Written task
Filter the listing below, copying every line in which the word "будет" appears.

Recorded information
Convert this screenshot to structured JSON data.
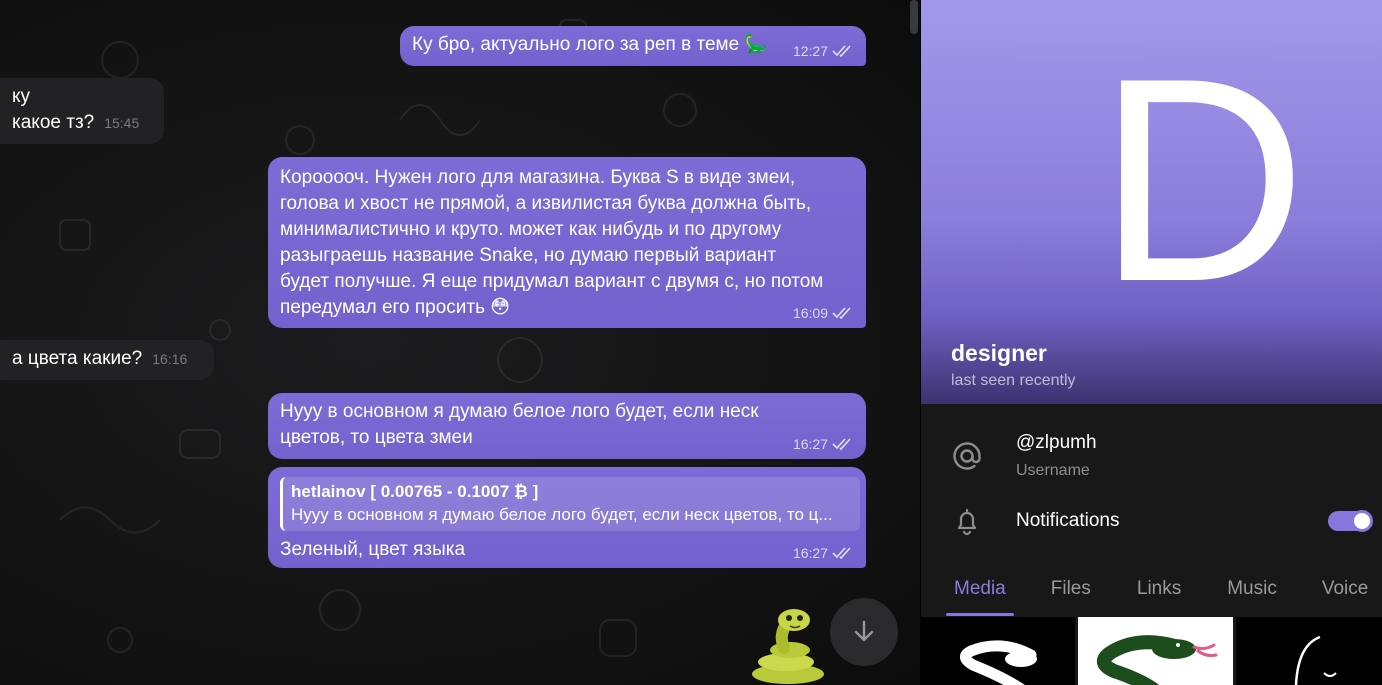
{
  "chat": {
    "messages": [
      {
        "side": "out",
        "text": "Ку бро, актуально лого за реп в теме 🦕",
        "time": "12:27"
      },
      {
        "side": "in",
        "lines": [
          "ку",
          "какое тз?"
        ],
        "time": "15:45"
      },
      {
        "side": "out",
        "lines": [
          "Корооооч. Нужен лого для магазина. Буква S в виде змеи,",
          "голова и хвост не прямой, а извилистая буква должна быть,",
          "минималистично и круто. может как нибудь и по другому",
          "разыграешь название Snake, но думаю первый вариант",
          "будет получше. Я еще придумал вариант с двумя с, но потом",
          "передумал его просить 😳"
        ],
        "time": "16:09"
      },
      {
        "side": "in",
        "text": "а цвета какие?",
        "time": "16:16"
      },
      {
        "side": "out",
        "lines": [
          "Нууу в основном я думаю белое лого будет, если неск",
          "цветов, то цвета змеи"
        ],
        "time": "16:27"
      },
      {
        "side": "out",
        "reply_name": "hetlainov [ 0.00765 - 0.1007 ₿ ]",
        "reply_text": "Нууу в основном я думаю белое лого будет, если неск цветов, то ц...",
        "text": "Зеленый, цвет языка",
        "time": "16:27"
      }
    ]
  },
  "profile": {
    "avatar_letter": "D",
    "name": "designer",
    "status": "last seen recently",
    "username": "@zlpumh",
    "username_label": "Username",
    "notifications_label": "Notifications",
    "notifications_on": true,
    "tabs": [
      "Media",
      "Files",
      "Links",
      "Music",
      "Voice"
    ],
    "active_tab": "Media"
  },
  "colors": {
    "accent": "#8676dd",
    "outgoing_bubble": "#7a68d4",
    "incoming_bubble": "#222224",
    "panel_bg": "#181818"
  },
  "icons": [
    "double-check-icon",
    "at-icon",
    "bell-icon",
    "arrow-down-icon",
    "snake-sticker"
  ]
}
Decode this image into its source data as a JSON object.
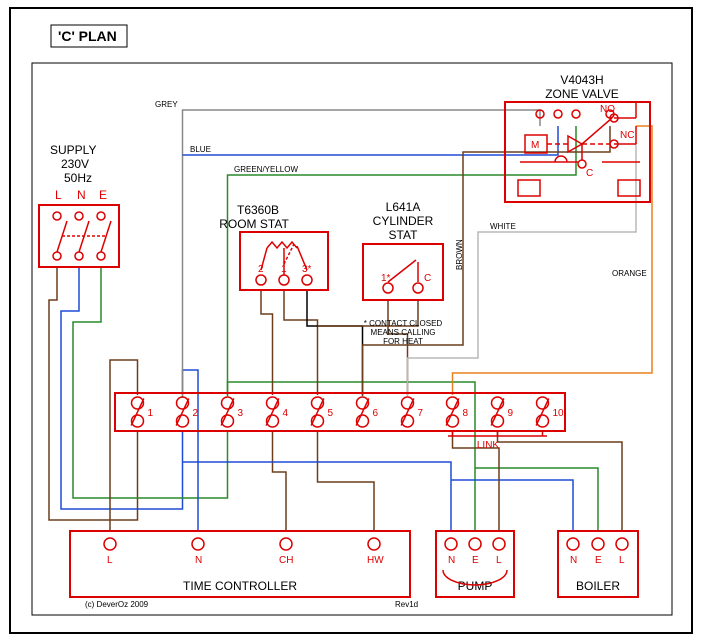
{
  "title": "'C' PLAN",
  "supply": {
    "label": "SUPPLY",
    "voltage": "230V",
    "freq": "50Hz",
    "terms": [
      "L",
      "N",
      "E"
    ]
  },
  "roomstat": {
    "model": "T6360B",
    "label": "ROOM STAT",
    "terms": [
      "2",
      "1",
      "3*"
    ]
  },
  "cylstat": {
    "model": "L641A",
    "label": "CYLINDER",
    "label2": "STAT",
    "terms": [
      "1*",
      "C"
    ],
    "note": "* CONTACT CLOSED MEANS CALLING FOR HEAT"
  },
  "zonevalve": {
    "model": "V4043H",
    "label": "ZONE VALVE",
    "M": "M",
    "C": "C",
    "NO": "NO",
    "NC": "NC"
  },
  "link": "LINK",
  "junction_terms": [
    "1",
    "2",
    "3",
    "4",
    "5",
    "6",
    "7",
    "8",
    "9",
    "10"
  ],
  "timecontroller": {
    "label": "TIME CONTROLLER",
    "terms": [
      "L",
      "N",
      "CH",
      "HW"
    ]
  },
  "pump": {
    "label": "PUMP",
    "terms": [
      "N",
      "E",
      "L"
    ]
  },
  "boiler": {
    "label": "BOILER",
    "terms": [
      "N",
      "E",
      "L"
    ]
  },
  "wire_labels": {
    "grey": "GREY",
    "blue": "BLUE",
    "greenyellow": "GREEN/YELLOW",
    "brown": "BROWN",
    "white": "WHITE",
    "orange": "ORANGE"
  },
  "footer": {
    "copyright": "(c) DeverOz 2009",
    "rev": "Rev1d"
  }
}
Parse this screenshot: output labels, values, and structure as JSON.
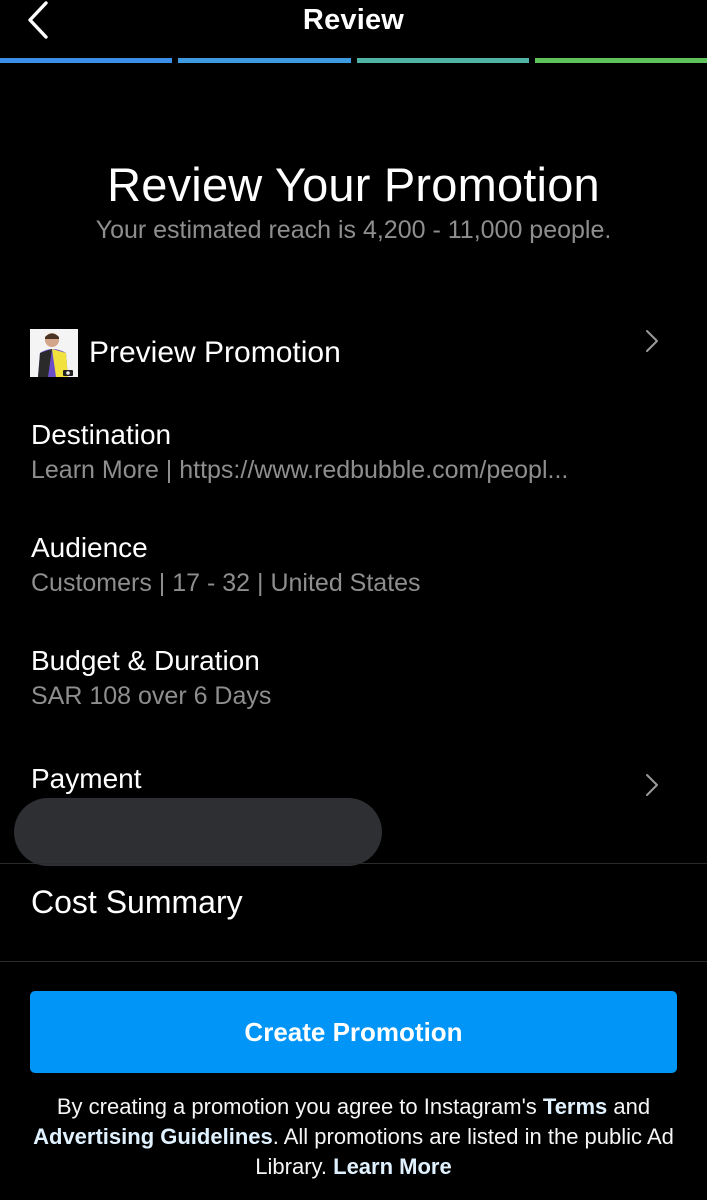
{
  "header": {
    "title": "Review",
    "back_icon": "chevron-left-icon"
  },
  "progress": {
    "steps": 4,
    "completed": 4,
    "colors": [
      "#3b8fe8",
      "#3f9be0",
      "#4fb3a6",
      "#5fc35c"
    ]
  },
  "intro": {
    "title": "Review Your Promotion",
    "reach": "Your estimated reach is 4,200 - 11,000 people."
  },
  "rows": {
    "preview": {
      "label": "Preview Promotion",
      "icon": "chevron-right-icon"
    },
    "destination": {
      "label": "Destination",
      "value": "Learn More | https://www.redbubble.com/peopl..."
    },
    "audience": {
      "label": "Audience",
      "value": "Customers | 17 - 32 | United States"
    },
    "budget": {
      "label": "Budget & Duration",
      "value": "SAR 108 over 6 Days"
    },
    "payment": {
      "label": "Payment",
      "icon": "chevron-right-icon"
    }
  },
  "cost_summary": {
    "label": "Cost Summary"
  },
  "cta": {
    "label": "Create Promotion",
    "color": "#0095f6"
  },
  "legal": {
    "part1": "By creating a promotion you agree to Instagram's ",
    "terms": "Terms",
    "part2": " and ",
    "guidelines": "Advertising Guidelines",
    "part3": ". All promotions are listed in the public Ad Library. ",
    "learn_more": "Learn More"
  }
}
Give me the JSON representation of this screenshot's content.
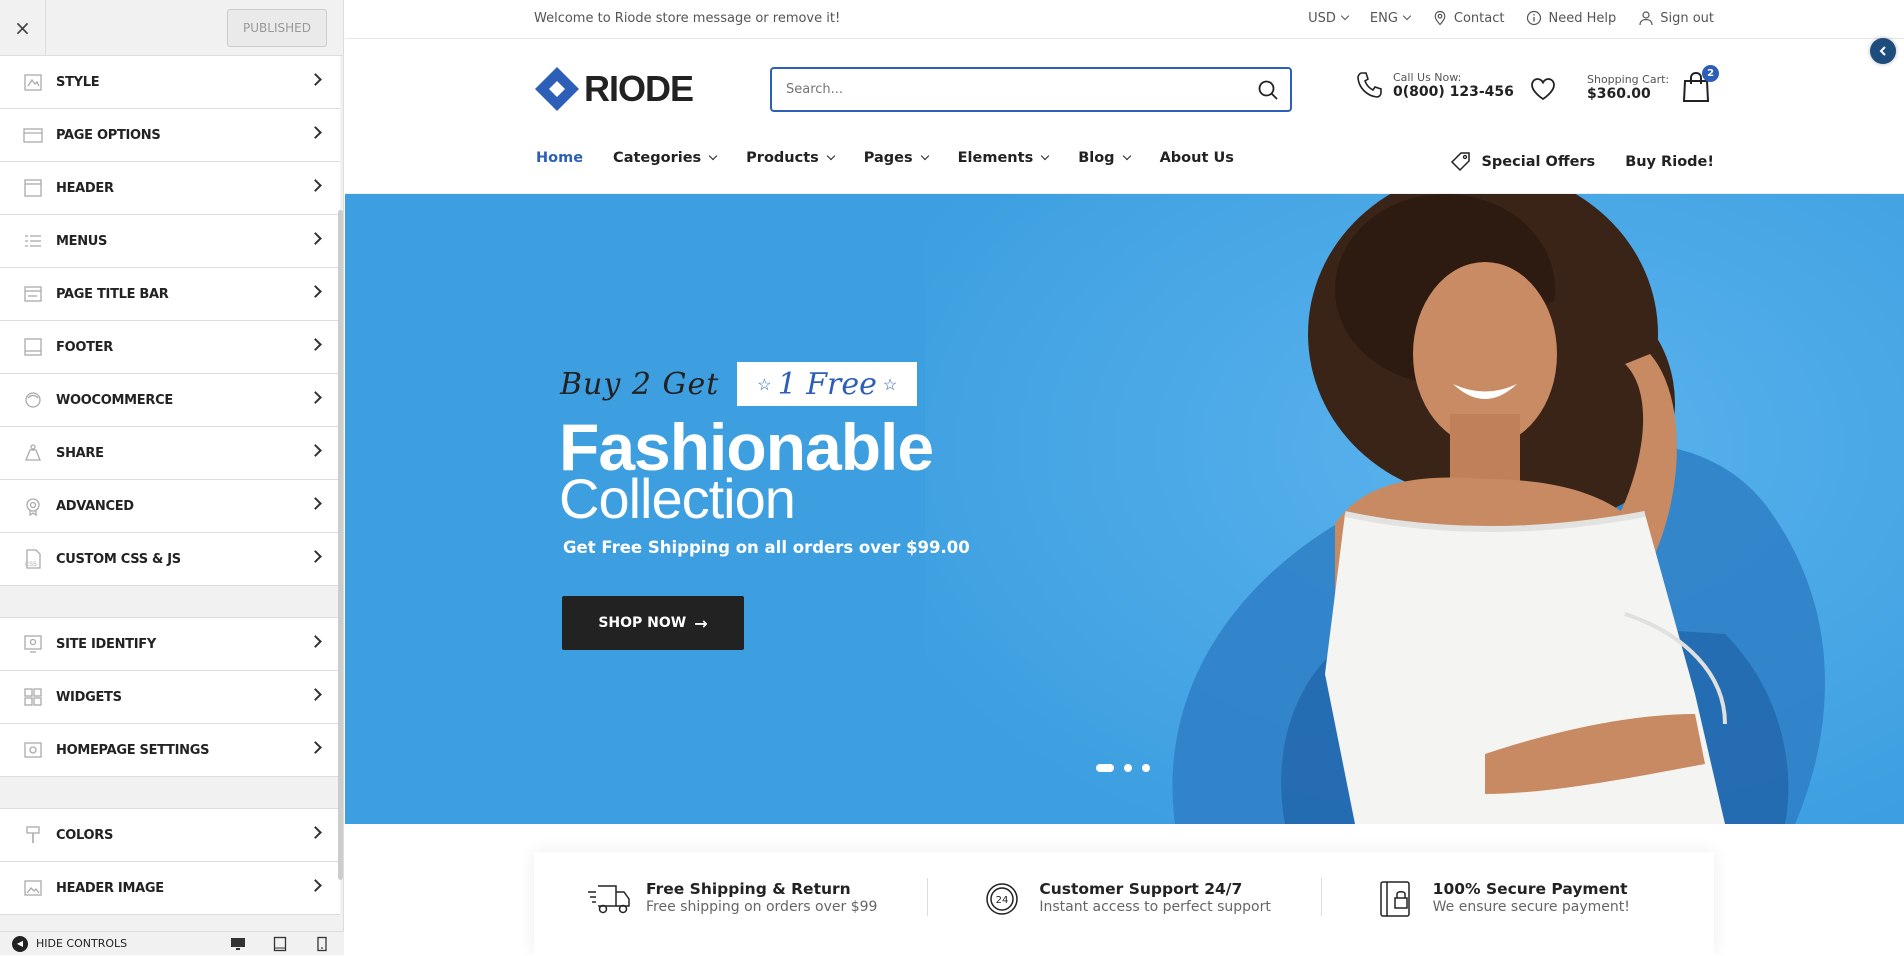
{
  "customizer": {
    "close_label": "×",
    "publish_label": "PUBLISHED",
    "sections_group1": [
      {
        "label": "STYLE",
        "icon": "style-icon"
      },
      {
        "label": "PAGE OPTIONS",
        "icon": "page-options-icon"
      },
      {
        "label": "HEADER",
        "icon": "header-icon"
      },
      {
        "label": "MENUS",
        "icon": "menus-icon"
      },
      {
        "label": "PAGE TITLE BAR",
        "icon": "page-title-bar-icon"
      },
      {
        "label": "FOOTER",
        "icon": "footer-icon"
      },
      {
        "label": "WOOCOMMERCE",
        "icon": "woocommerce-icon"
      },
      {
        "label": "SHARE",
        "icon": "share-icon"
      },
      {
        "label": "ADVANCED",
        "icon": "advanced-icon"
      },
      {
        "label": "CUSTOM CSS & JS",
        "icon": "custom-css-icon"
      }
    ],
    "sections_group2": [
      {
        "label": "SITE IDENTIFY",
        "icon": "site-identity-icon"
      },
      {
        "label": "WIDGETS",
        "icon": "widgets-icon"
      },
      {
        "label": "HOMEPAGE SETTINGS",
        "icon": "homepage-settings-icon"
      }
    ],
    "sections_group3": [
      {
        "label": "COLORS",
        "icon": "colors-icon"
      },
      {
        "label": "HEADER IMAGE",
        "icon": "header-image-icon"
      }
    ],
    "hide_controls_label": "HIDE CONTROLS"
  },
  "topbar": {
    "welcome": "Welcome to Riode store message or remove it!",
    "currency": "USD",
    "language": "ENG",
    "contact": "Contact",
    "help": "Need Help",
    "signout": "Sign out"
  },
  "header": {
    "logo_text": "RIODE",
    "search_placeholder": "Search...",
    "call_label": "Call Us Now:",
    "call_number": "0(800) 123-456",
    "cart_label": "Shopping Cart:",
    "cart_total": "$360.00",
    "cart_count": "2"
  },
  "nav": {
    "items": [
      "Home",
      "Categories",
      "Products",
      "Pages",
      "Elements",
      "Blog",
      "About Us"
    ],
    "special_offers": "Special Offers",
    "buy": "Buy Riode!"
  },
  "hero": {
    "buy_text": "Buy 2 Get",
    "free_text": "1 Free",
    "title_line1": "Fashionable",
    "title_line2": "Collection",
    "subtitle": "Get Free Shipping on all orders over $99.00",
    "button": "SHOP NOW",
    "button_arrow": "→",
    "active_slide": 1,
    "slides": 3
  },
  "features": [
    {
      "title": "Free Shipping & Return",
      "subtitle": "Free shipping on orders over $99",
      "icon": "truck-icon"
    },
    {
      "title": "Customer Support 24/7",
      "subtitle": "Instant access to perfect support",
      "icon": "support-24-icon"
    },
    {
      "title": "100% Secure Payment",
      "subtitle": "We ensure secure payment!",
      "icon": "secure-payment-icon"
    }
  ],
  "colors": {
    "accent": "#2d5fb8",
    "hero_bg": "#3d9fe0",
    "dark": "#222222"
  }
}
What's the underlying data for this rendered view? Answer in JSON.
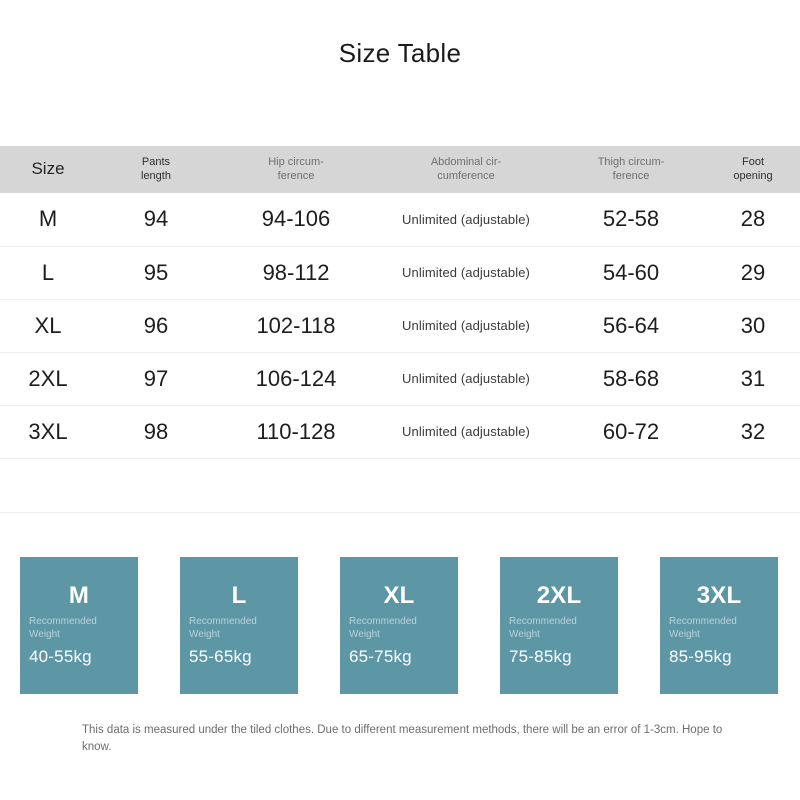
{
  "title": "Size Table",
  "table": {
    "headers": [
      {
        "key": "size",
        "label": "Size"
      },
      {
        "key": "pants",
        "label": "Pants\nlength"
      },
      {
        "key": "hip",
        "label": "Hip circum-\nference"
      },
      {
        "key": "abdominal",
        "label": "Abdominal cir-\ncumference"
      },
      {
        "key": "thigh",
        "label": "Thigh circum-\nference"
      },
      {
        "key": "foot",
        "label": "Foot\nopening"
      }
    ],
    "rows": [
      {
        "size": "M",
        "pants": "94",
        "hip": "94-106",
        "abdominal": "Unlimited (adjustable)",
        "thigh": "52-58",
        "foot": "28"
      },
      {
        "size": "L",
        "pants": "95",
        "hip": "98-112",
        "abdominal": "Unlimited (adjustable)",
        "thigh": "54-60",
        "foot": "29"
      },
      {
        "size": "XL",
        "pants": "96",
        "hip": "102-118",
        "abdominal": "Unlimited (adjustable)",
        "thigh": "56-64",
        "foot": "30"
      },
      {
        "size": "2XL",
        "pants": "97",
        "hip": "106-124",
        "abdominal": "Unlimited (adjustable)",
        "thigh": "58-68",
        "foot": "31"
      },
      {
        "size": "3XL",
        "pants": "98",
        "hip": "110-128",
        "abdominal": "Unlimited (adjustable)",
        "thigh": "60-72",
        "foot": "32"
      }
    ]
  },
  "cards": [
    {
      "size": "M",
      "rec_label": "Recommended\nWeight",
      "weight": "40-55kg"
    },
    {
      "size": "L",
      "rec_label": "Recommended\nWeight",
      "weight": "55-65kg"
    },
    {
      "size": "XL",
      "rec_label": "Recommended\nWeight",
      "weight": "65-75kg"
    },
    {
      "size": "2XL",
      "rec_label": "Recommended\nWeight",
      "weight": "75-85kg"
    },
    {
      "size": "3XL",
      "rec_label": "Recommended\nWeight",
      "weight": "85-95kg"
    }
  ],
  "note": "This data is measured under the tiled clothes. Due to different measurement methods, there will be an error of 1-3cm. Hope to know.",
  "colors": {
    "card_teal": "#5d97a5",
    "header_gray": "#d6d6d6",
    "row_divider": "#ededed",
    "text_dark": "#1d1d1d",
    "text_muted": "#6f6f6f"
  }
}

Written solution
          "будет получше. Я еще придумал вариант с двумя с, но потом",
          "Нууу в основном я думаю белое лого будет, если неск",
        "reply_text": "Нууу в основном я думаю белое лого будет, если неск цветов, то ц...",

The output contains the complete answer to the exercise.